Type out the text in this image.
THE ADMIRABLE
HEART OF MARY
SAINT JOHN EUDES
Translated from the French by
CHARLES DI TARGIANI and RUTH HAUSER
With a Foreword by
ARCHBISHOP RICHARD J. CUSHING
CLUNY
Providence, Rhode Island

Problem to work on ▸
Exactly reproduce all of the entries above.

Response ▸
Type out the text in this image.
THE ADMIRABLE
HEART OF MARY
SAINT JOHN EUDES
Translated from the French by
CHARLES DI TARGIANI and RUTH HAUSER
With a Foreword by
ARCHBISHOP RICHARD J. CUSHING
CLUNY
Providence, Rhode Island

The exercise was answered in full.